_OBJECTIVE_: Write out every line of the records below character for character, changing nothing.

* BEGIN ENTRIES SUPPLIED *

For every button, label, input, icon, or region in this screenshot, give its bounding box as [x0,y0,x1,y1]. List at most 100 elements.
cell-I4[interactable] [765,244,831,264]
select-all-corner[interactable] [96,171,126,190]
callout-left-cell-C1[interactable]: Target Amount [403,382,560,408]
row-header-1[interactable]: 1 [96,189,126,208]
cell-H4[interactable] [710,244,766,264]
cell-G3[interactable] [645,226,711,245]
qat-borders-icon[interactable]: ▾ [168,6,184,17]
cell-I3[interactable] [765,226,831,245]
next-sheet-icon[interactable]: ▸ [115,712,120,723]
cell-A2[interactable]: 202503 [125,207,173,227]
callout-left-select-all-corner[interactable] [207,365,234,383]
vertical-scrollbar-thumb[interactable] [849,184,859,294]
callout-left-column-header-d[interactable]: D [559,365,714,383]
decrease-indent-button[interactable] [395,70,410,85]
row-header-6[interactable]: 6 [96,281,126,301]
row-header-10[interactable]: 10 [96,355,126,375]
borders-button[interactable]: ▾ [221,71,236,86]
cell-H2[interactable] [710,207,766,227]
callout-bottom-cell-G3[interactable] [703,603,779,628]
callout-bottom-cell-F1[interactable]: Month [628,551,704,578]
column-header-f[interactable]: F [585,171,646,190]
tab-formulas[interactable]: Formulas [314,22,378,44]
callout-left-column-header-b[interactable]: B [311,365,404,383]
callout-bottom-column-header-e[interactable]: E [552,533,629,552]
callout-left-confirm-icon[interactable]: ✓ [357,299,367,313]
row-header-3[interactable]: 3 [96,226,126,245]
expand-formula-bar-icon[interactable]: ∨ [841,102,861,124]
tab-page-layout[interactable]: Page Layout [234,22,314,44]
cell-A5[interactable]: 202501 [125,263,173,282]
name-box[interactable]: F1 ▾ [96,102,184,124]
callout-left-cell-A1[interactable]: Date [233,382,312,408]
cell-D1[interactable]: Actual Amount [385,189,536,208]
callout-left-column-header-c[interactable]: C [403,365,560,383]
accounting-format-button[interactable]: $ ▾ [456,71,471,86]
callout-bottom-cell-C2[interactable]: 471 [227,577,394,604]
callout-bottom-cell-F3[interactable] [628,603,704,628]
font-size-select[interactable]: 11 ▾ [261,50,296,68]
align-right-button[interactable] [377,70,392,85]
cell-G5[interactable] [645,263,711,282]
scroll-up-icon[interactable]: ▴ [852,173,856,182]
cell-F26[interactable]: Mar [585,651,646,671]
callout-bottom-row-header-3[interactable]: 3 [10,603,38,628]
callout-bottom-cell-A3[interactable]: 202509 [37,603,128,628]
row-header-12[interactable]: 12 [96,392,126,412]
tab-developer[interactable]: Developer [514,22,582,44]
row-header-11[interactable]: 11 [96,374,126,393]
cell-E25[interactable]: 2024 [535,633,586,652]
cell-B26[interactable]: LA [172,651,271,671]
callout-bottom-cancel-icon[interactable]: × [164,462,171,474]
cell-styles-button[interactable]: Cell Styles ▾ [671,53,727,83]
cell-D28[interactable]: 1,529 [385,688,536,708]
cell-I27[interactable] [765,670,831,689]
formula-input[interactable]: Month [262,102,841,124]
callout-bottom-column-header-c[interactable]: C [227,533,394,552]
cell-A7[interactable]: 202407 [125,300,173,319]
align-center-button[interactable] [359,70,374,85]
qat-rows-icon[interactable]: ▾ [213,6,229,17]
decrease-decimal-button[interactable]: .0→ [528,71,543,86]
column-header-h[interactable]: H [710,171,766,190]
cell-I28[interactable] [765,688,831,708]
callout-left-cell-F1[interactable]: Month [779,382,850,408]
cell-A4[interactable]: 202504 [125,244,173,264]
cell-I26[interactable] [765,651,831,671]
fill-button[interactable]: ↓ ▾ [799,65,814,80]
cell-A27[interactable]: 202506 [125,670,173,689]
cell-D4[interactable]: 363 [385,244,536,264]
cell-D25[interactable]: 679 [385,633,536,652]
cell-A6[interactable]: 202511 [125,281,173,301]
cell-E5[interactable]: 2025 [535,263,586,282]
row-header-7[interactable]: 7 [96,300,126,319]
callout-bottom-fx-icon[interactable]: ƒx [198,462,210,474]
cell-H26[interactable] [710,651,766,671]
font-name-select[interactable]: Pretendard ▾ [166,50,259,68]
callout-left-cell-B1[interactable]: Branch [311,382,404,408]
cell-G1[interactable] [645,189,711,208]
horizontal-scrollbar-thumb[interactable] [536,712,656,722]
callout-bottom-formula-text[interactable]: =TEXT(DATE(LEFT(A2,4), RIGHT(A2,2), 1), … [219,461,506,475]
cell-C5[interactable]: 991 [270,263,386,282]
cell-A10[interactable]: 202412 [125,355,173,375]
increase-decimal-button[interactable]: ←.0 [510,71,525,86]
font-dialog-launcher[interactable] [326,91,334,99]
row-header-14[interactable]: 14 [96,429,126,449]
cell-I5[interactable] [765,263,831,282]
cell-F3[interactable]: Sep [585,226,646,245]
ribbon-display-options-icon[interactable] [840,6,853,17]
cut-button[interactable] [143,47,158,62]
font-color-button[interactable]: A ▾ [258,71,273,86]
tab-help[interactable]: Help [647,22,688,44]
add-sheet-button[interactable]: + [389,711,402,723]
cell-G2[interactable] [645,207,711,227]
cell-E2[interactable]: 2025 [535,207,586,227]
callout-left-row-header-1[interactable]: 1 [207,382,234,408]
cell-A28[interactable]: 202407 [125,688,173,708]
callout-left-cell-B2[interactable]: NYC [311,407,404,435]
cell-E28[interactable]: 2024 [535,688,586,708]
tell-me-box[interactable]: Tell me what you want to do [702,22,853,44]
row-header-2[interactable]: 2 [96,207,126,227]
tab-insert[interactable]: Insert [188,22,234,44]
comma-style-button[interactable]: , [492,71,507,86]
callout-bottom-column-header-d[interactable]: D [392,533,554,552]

* END ENTRIES SUPPLIED *

_FINAL ANSWER_:
For every button, label, input, icon, or region in this screenshot, give its bounding box as [x0,y0,x1,y1]. List at most 100 elements.
cell-I4[interactable] [765,244,831,264]
select-all-corner[interactable] [96,171,126,190]
callout-left-cell-C1[interactable]: Target Amount [403,382,560,408]
row-header-1[interactable]: 1 [96,189,126,208]
cell-H4[interactable] [710,244,766,264]
cell-G3[interactable] [645,226,711,245]
qat-borders-icon[interactable]: ▾ [168,6,184,17]
cell-I3[interactable] [765,226,831,245]
next-sheet-icon[interactable]: ▸ [115,712,120,723]
cell-A2[interactable]: 202503 [125,207,173,227]
callout-left-select-all-corner[interactable] [207,365,234,383]
vertical-scrollbar-thumb[interactable] [849,184,859,294]
callout-left-column-header-d[interactable]: D [559,365,714,383]
decrease-indent-button[interactable] [395,70,410,85]
row-header-6[interactable]: 6 [96,281,126,301]
row-header-10[interactable]: 10 [96,355,126,375]
borders-button[interactable]: ▾ [221,71,236,86]
cell-H2[interactable] [710,207,766,227]
callout-bottom-cell-G3[interactable] [703,603,779,628]
callout-bottom-cell-F1[interactable]: Month [628,551,704,578]
column-header-f[interactable]: F [585,171,646,190]
tab-formulas[interactable]: Formulas [314,22,378,44]
callout-left-column-header-b[interactable]: B [311,365,404,383]
callout-bottom-column-header-e[interactable]: E [552,533,629,552]
callout-left-confirm-icon[interactable]: ✓ [357,299,367,313]
row-header-3[interactable]: 3 [96,226,126,245]
expand-formula-bar-icon[interactable]: ∨ [841,102,861,124]
tab-page-layout[interactable]: Page Layout [234,22,314,44]
cell-A5[interactable]: 202501 [125,263,173,282]
name-box[interactable]: F1 ▾ [96,102,184,124]
callout-left-cell-A1[interactable]: Date [233,382,312,408]
cell-D1[interactable]: Actual Amount [385,189,536,208]
callout-left-column-header-c[interactable]: C [403,365,560,383]
accounting-format-button[interactable]: $ ▾ [456,71,471,86]
callout-bottom-cell-C2[interactable]: 471 [227,577,394,604]
callout-bottom-cell-F3[interactable] [628,603,704,628]
font-size-select[interactable]: 11 ▾ [261,50,296,68]
align-right-button[interactable] [377,70,392,85]
cell-G5[interactable] [645,263,711,282]
scroll-up-icon[interactable]: ▴ [852,173,856,182]
cell-F26[interactable]: Mar [585,651,646,671]
callout-bottom-row-header-3[interactable]: 3 [10,603,38,628]
callout-bottom-cell-A3[interactable]: 202509 [37,603,128,628]
row-header-12[interactable]: 12 [96,392,126,412]
tab-developer[interactable]: Developer [514,22,582,44]
row-header-11[interactable]: 11 [96,374,126,393]
cell-E25[interactable]: 2024 [535,633,586,652]
cell-B26[interactable]: LA [172,651,271,671]
callout-bottom-cancel-icon[interactable]: × [164,462,171,474]
cell-styles-button[interactable]: Cell Styles ▾ [671,53,727,83]
cell-D28[interactable]: 1,529 [385,688,536,708]
cell-I27[interactable] [765,670,831,689]
formula-input[interactable]: Month [262,102,841,124]
callout-bottom-column-header-c[interactable]: C [227,533,394,552]
cell-A7[interactable]: 202407 [125,300,173,319]
align-center-button[interactable] [359,70,374,85]
qat-rows-icon[interactable]: ▾ [213,6,229,17]
decrease-decimal-button[interactable]: .0→ [528,71,543,86]
column-header-h[interactable]: H [710,171,766,190]
cell-I28[interactable] [765,688,831,708]
callout-left-cell-F1[interactable]: Month [779,382,850,408]
cell-A4[interactable]: 202504 [125,244,173,264]
cell-I26[interactable] [765,651,831,671]
fill-button[interactable]: ↓ ▾ [799,65,814,80]
cell-A27[interactable]: 202506 [125,670,173,689]
cell-D4[interactable]: 363 [385,244,536,264]
cell-D25[interactable]: 679 [385,633,536,652]
cell-A6[interactable]: 202511 [125,281,173,301]
cell-E5[interactable]: 2025 [535,263,586,282]
row-header-7[interactable]: 7 [96,300,126,319]
callout-bottom-fx-icon[interactable]: ƒx [198,462,210,474]
cell-H26[interactable] [710,651,766,671]
font-name-select[interactable]: Pretendard ▾ [166,50,259,68]
callout-left-cell-B1[interactable]: Branch [311,382,404,408]
cell-G1[interactable] [645,189,711,208]
horizontal-scrollbar-thumb[interactable] [536,712,656,722]
callout-bottom-formula-text[interactable]: =TEXT(DATE(LEFT(A2,4), RIGHT(A2,2), 1), … [219,461,506,475]
cell-C5[interactable]: 991 [270,263,386,282]
cell-A10[interactable]: 202412 [125,355,173,375]
increase-decimal-button[interactable]: ←.0 [510,71,525,86]
font-dialog-launcher[interactable] [326,91,334,99]
row-header-14[interactable]: 14 [96,429,126,449]
cell-I5[interactable] [765,263,831,282]
cell-F3[interactable]: Sep [585,226,646,245]
ribbon-display-options-icon[interactable] [840,6,853,17]
cut-button[interactable] [143,47,158,62]
font-color-button[interactable]: A ▾ [258,71,273,86]
tab-help[interactable]: Help [647,22,688,44]
add-sheet-button[interactable]: + [389,711,402,723]
cell-G2[interactable] [645,207,711,227]
cell-E2[interactable]: 2025 [535,207,586,227]
callout-left-row-header-1[interactable]: 1 [207,382,234,408]
cell-A28[interactable]: 202407 [125,688,173,708]
callout-left-cell-B2[interactable]: NYC [311,407,404,435]
cell-E28[interactable]: 2024 [535,688,586,708]
tell-me-box[interactable]: Tell me what you want to do [702,22,853,44]
row-header-2[interactable]: 2 [96,207,126,227]
tab-insert[interactable]: Insert [188,22,234,44]
comma-style-button[interactable]: , [492,71,507,86]
callout-bottom-column-header-d[interactable]: D [392,533,554,552]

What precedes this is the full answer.